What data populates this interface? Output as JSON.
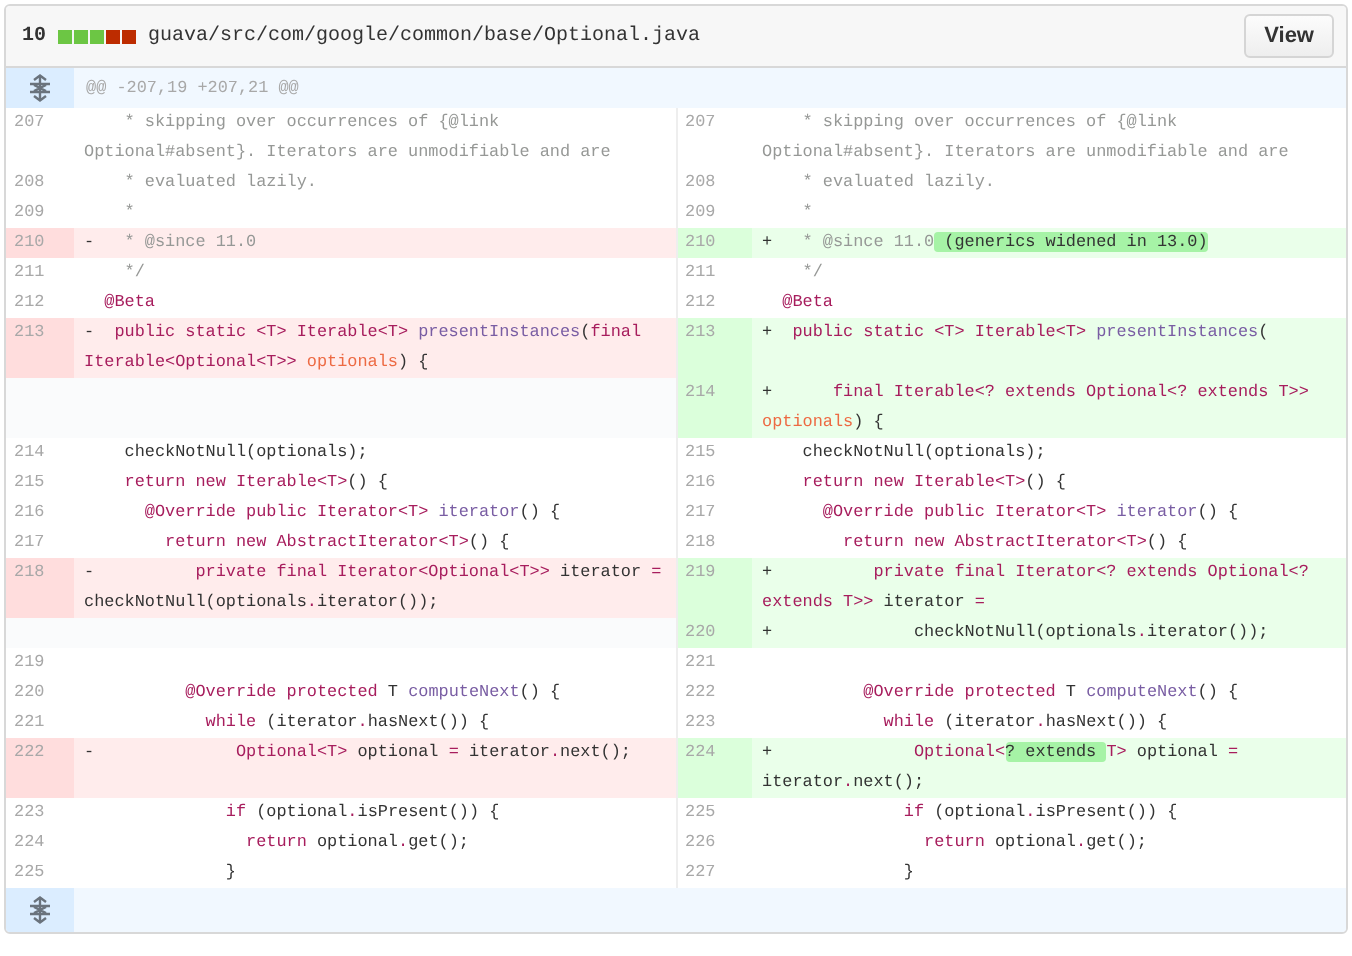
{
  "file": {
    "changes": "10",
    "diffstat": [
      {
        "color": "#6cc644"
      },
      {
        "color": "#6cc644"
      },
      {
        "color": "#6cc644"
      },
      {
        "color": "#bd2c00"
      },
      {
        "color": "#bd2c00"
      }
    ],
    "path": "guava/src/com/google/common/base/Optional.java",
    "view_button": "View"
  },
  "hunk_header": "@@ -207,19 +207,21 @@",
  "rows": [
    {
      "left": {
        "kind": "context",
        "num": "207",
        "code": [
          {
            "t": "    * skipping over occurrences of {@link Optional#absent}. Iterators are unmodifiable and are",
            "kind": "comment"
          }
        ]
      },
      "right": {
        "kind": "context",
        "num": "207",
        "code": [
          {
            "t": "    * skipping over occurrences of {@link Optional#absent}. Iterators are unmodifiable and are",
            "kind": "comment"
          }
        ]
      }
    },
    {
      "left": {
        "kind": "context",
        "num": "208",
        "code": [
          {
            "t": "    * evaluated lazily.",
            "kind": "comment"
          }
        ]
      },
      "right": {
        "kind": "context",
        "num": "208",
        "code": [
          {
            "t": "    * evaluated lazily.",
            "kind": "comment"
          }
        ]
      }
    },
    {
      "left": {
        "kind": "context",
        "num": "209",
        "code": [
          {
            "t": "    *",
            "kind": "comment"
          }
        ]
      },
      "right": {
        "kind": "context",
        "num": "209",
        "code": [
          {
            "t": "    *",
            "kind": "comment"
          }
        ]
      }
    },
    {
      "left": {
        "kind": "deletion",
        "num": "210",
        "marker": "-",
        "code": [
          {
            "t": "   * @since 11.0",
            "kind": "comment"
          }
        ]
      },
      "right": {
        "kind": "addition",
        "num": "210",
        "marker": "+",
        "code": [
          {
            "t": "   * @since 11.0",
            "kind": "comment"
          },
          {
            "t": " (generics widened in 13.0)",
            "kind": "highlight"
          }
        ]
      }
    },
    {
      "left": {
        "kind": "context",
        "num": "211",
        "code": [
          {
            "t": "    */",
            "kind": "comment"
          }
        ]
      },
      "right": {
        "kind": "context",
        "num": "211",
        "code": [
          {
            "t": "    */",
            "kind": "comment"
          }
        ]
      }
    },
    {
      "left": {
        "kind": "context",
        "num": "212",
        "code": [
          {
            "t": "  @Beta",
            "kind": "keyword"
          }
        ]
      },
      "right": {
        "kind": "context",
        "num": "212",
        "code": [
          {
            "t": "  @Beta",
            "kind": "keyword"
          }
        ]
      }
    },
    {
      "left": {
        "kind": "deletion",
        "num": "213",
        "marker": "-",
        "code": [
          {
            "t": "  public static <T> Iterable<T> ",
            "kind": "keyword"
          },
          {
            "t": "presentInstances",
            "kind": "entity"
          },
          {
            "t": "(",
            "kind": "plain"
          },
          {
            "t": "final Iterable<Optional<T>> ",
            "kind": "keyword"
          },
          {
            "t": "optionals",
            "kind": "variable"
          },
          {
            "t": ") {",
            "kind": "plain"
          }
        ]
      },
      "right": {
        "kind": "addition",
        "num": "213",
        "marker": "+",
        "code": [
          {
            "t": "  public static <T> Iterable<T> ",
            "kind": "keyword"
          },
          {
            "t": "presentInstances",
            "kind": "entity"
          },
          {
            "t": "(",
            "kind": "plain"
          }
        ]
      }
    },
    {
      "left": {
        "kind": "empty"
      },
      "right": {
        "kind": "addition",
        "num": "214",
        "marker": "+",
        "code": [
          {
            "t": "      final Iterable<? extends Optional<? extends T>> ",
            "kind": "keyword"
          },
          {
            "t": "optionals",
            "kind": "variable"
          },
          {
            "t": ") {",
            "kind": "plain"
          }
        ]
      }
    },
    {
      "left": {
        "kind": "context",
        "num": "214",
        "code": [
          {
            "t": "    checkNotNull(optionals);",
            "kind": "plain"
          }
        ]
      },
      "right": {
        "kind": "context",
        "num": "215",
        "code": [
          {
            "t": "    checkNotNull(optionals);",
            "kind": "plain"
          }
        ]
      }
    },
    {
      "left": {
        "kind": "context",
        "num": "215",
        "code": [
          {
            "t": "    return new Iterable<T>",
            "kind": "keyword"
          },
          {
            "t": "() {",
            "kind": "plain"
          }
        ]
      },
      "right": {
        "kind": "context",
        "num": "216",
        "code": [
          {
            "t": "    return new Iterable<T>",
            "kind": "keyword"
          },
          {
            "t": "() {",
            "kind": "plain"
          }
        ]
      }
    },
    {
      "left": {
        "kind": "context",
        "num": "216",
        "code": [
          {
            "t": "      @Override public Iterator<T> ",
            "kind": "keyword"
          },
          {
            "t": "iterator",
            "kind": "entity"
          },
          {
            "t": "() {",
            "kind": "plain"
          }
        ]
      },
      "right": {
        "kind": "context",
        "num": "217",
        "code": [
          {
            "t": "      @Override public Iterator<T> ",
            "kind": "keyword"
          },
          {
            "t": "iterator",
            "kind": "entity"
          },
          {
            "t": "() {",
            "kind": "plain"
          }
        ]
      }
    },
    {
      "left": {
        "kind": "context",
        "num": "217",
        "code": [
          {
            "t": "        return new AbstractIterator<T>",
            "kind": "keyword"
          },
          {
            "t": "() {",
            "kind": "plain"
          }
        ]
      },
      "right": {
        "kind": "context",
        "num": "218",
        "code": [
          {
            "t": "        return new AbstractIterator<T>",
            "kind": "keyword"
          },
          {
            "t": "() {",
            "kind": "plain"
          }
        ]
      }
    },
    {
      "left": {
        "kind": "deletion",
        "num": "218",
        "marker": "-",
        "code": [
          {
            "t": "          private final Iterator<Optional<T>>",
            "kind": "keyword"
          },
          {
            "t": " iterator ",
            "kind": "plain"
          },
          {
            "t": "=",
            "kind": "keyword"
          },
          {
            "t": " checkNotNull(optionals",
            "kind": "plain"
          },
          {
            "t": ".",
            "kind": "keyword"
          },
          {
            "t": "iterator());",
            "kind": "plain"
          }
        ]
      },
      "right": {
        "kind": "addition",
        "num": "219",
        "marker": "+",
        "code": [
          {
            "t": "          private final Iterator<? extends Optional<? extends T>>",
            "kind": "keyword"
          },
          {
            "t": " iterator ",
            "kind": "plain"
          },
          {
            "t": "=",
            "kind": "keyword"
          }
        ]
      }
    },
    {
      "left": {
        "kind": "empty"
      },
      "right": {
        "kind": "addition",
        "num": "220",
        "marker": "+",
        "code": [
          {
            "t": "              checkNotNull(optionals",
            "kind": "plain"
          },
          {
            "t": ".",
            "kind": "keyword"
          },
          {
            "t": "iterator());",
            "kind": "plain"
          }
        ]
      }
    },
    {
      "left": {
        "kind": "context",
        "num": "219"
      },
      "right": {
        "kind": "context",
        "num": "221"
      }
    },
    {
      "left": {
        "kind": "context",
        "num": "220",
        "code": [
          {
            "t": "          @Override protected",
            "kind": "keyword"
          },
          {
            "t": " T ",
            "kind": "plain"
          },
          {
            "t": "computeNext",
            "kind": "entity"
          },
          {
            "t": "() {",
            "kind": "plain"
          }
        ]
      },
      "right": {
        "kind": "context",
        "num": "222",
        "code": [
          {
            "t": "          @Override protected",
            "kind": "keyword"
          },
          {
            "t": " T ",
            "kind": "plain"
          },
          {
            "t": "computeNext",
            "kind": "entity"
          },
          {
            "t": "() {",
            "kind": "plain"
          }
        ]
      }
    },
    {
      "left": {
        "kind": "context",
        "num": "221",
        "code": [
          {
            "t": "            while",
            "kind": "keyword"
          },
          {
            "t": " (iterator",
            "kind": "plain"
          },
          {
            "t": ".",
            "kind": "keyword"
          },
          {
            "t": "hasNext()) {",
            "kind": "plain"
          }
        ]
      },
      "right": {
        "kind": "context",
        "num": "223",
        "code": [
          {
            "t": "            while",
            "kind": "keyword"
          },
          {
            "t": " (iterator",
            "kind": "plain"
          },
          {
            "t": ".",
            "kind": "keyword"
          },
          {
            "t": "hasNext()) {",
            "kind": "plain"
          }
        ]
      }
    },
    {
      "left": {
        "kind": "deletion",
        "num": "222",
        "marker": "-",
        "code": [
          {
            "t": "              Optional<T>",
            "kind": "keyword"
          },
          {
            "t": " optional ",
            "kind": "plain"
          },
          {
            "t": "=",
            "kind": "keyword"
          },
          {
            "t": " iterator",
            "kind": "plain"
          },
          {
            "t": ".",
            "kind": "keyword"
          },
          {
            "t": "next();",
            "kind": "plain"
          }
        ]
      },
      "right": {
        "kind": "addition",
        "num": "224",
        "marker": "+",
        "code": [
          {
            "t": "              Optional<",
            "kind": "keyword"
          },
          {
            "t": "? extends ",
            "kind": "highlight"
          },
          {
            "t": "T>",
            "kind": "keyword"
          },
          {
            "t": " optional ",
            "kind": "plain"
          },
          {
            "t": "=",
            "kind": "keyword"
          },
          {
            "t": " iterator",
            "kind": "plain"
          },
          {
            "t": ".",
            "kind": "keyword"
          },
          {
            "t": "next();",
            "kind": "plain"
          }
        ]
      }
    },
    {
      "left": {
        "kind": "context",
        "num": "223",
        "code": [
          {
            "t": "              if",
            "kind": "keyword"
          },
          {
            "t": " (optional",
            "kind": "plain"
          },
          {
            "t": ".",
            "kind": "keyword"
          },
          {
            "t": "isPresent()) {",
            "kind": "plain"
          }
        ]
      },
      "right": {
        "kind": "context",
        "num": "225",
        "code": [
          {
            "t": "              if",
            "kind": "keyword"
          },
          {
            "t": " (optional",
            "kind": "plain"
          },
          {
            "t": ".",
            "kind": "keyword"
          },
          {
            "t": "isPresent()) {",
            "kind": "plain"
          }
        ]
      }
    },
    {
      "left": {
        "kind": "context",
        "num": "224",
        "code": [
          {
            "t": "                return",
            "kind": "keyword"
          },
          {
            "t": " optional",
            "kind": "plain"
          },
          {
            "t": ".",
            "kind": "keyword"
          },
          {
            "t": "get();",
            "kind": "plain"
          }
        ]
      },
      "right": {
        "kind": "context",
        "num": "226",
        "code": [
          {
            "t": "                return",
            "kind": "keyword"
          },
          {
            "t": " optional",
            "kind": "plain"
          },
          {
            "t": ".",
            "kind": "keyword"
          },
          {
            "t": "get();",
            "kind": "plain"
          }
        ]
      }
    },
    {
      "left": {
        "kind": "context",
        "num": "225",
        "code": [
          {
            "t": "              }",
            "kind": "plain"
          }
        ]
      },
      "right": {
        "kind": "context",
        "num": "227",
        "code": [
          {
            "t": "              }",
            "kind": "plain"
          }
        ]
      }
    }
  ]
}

# # # # # # #

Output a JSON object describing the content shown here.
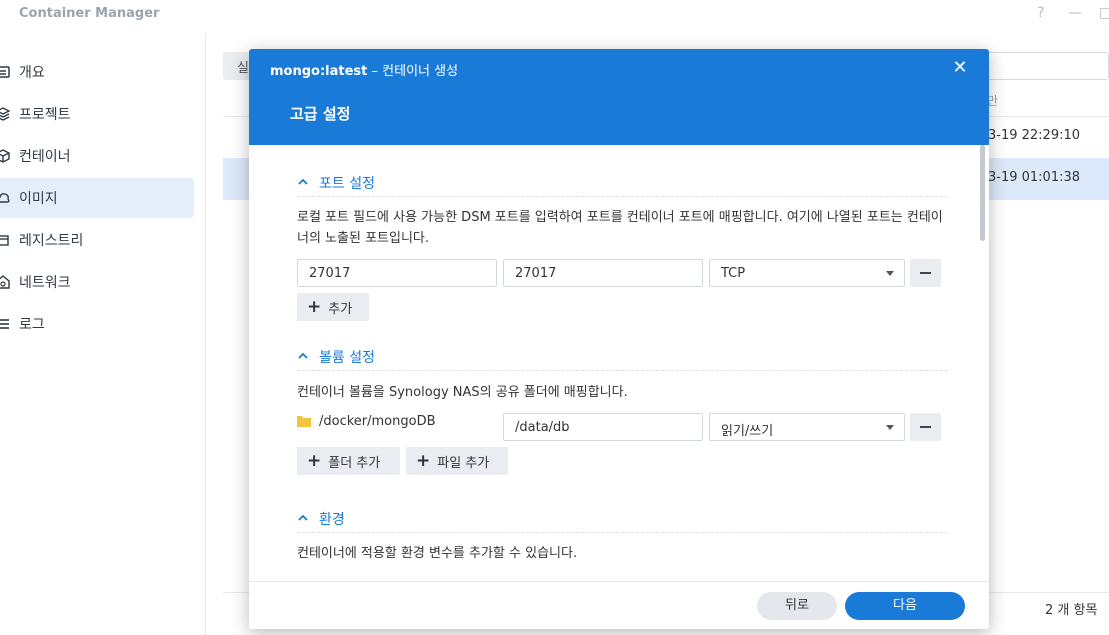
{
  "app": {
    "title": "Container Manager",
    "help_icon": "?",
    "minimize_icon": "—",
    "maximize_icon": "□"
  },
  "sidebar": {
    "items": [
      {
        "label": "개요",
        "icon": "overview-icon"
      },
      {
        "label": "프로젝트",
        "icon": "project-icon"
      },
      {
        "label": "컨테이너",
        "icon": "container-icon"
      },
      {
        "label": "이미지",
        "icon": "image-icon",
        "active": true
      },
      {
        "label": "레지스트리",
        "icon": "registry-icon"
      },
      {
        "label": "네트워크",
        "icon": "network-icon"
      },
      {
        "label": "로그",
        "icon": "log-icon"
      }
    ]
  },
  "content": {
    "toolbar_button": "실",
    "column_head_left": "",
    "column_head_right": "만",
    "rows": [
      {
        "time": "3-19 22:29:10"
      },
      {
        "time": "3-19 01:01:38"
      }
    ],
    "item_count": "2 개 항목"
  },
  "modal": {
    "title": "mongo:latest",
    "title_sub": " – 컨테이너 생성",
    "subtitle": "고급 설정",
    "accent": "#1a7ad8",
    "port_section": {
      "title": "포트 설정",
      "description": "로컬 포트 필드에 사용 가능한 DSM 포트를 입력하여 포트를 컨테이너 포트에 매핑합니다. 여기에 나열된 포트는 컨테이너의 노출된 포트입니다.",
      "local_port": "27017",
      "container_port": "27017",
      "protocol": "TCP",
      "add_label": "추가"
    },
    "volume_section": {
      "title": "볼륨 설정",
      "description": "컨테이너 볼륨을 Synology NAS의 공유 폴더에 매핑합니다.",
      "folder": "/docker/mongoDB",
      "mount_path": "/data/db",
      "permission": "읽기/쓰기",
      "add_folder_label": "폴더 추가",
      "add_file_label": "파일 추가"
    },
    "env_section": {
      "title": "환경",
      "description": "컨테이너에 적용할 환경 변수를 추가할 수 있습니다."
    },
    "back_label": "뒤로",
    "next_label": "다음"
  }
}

# # # # # # #

**Work to complete:**
Which lines hold the word "data"? Show each one.

**Exercise solution:**
What data populates this interface? Output as JSON.
      "mount_path": "/data/db",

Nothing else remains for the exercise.